[BEGIN Material supplied]

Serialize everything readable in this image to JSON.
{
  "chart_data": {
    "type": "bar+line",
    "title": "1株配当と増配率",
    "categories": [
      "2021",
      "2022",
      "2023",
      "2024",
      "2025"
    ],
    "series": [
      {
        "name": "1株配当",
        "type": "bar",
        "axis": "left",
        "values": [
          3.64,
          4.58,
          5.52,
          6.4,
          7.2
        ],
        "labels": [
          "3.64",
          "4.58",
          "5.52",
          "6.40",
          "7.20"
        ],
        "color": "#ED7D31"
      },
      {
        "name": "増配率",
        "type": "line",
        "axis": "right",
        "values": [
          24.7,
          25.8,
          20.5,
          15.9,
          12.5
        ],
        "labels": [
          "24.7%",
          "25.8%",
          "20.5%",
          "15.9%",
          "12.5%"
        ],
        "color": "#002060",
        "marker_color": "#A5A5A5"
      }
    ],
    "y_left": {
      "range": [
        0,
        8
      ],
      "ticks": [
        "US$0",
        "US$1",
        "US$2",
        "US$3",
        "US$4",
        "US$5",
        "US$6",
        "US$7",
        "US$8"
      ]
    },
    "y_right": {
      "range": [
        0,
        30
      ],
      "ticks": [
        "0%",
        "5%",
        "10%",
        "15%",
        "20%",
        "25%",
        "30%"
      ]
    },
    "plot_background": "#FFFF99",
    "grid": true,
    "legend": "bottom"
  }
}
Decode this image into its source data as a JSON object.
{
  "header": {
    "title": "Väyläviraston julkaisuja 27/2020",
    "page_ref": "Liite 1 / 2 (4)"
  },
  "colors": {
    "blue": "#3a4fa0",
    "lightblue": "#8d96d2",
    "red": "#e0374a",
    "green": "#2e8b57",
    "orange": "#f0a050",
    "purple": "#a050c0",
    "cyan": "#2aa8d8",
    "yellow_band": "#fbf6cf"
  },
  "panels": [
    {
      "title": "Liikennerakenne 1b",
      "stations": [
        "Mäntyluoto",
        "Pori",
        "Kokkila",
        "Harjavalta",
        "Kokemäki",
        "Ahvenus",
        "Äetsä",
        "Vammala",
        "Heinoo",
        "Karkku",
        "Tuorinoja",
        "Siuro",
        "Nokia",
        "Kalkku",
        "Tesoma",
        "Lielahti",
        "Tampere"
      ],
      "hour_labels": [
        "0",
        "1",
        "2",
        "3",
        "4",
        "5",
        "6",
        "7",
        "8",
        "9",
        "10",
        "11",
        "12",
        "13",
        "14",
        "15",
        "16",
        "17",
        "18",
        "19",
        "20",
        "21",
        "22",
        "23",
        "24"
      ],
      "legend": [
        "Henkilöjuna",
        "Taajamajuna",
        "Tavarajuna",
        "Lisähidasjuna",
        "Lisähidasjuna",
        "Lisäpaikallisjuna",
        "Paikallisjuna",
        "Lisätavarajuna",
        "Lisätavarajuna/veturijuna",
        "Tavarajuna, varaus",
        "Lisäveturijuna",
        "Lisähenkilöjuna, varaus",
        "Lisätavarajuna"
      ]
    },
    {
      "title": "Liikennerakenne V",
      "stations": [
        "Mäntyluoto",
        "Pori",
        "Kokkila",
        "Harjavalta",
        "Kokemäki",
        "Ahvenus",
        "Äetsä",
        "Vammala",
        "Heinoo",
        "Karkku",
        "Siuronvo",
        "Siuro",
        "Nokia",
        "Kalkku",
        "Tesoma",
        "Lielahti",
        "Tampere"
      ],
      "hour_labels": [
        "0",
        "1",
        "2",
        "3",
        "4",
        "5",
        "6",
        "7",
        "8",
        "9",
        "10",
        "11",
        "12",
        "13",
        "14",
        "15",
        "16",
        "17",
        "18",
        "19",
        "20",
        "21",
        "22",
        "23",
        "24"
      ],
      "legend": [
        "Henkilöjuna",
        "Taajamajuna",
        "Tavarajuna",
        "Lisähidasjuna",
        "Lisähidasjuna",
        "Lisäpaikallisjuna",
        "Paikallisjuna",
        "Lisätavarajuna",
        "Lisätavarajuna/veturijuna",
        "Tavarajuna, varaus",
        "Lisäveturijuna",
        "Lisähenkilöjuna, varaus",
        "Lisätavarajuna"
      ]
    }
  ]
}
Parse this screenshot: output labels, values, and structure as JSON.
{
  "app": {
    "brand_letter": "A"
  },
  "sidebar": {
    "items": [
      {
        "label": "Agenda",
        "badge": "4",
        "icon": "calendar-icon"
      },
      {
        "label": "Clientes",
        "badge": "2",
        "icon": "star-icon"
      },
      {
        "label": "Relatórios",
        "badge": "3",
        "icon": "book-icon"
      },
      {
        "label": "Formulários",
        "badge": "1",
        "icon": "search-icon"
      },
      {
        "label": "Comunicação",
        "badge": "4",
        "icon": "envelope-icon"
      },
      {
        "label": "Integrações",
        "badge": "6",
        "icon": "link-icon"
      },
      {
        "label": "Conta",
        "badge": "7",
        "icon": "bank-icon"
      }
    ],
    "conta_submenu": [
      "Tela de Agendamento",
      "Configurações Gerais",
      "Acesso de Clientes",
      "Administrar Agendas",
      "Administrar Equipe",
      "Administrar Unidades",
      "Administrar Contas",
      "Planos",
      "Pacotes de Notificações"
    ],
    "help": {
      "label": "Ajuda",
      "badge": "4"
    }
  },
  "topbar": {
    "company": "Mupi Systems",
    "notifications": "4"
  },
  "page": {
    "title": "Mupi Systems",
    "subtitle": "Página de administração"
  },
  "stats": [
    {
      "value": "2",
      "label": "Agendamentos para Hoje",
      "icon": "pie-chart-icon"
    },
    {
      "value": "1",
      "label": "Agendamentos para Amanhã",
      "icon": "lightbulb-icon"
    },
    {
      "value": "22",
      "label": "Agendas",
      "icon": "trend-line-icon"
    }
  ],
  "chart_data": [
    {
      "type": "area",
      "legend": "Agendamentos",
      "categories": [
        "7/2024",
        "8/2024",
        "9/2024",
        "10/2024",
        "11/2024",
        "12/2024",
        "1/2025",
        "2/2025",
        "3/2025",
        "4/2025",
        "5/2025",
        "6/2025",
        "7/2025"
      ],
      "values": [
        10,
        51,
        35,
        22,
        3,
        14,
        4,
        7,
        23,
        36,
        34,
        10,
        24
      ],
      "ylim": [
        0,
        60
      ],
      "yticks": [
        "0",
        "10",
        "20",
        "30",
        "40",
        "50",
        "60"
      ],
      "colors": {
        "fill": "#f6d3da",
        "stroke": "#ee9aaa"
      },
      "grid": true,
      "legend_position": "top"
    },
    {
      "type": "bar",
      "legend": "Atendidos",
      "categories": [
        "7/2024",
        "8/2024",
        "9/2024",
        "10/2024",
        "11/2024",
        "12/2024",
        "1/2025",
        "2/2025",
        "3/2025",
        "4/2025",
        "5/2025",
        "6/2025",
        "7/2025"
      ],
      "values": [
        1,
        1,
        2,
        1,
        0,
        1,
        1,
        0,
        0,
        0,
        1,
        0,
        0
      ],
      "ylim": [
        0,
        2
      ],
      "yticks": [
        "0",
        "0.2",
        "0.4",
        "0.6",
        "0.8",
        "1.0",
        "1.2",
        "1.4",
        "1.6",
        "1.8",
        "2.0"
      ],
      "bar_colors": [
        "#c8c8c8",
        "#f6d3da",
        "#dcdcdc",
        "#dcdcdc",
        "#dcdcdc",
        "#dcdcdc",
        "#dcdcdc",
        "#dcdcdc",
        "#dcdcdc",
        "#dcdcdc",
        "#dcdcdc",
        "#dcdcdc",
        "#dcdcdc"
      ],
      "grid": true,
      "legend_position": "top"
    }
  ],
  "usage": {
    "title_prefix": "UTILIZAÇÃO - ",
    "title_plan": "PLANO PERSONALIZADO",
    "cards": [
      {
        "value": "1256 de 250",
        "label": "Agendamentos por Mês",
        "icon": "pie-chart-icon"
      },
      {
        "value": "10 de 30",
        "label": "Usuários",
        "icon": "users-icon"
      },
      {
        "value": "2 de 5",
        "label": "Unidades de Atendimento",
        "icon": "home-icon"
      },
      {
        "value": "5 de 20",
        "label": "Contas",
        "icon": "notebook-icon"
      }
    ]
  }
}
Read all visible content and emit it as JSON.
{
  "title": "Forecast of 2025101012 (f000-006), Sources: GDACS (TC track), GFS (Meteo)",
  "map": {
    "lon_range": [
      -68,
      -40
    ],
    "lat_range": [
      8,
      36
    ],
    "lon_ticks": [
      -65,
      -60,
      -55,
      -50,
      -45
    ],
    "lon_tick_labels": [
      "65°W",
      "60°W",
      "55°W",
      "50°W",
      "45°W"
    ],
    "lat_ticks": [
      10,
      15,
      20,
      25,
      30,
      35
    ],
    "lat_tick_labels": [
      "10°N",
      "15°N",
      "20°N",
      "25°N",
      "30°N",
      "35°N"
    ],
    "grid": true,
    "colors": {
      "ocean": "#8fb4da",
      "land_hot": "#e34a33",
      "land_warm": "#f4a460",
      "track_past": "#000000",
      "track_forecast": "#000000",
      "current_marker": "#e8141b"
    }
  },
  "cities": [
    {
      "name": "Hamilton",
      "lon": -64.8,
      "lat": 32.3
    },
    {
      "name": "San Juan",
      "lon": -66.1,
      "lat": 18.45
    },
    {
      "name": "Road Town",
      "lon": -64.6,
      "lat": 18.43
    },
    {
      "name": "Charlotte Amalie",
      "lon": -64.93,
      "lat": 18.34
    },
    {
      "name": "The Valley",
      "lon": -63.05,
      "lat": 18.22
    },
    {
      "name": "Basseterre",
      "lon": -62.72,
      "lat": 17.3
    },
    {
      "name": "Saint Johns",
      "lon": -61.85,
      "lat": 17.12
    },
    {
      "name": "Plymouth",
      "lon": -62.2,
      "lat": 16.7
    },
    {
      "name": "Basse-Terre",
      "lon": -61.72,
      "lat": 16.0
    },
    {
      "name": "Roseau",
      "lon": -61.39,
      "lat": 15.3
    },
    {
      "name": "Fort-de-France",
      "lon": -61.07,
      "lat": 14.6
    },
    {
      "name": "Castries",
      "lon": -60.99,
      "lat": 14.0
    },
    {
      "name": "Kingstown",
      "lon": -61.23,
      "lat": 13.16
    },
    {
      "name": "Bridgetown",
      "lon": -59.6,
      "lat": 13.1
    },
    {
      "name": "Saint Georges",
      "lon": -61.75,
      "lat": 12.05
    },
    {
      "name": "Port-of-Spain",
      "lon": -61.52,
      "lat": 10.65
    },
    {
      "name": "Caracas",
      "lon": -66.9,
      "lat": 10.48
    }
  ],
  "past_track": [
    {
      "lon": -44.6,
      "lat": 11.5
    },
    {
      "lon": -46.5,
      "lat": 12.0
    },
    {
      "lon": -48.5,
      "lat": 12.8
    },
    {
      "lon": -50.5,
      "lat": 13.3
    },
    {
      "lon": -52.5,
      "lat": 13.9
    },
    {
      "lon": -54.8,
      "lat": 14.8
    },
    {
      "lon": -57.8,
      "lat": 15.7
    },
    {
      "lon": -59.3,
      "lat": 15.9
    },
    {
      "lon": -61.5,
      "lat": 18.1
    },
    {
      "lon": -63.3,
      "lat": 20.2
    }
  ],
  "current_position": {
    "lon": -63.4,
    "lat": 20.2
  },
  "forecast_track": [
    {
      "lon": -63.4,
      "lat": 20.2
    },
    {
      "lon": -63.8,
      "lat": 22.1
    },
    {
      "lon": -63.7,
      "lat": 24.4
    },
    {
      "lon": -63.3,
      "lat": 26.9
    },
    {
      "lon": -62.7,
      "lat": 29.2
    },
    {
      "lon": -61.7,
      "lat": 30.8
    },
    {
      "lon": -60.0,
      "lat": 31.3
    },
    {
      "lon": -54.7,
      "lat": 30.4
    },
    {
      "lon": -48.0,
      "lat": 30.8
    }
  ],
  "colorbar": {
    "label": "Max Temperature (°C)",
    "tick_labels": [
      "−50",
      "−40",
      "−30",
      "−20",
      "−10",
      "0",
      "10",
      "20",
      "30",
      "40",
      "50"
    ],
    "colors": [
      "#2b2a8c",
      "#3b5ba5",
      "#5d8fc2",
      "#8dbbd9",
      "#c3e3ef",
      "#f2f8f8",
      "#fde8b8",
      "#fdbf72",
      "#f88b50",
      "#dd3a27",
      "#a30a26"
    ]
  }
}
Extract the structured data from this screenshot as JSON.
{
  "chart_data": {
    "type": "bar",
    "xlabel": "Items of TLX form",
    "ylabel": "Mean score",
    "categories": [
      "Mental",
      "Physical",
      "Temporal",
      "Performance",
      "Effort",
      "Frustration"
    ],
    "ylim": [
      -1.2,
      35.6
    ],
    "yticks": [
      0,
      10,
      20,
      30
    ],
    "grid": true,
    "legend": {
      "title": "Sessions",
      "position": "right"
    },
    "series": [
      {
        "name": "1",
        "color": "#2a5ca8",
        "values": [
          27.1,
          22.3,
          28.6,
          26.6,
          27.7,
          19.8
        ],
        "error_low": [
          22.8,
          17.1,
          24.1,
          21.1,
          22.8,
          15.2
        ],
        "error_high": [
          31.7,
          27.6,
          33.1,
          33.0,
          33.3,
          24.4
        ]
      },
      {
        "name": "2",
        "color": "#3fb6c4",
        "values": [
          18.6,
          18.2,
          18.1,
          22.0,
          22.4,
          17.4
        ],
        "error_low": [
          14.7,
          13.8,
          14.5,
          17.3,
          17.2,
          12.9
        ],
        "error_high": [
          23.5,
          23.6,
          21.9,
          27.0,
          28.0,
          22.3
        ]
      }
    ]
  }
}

[END Material supplied]

Request:
Write out exactly the lines from the line holding "Extract the structured" through the last line of the data, and nothing besides those lines.

Solution:
Extract the structured data from this screenshot as JSON.
{
  "chart_data": {
    "type": "bar",
    "xlabel": "Items of TLX form",
    "ylabel": "Mean score",
    "categories": [
      "Mental",
      "Physical",
      "Temporal",
      "Performance",
      "Effort",
      "Frustration"
    ],
    "ylim": [
      -1.2,
      35.6
    ],
    "yticks": [
      0,
      10,
      20,
      30
    ],
    "grid": true,
    "legend": {
      "title": "Sessions",
      "position": "right"
    },
    "series": [
      {
        "name": "1",
        "color": "#2a5ca8",
        "values": [
          27.1,
          22.3,
          28.6,
          26.6,
          27.7,
          19.8
        ],
        "error_low": [
          22.8,
          17.1,
          24.1,
          21.1,
          22.8,
          15.2
        ],
        "error_high": [
          31.7,
          27.6,
          33.1,
          33.0,
          33.3,
          24.4
        ]
      },
      {
        "name": "2",
        "color": "#3fb6c4",
        "values": [
          18.6,
          18.2,
          18.1,
          22.0,
          22.4,
          17.4
        ],
        "error_low": [
          14.7,
          13.8,
          14.5,
          17.3,
          17.2,
          12.9
        ],
        "error_high": [
          23.5,
          23.6,
          21.9,
          27.0,
          28.0,
          22.3
        ]
      }
    ]
  }
}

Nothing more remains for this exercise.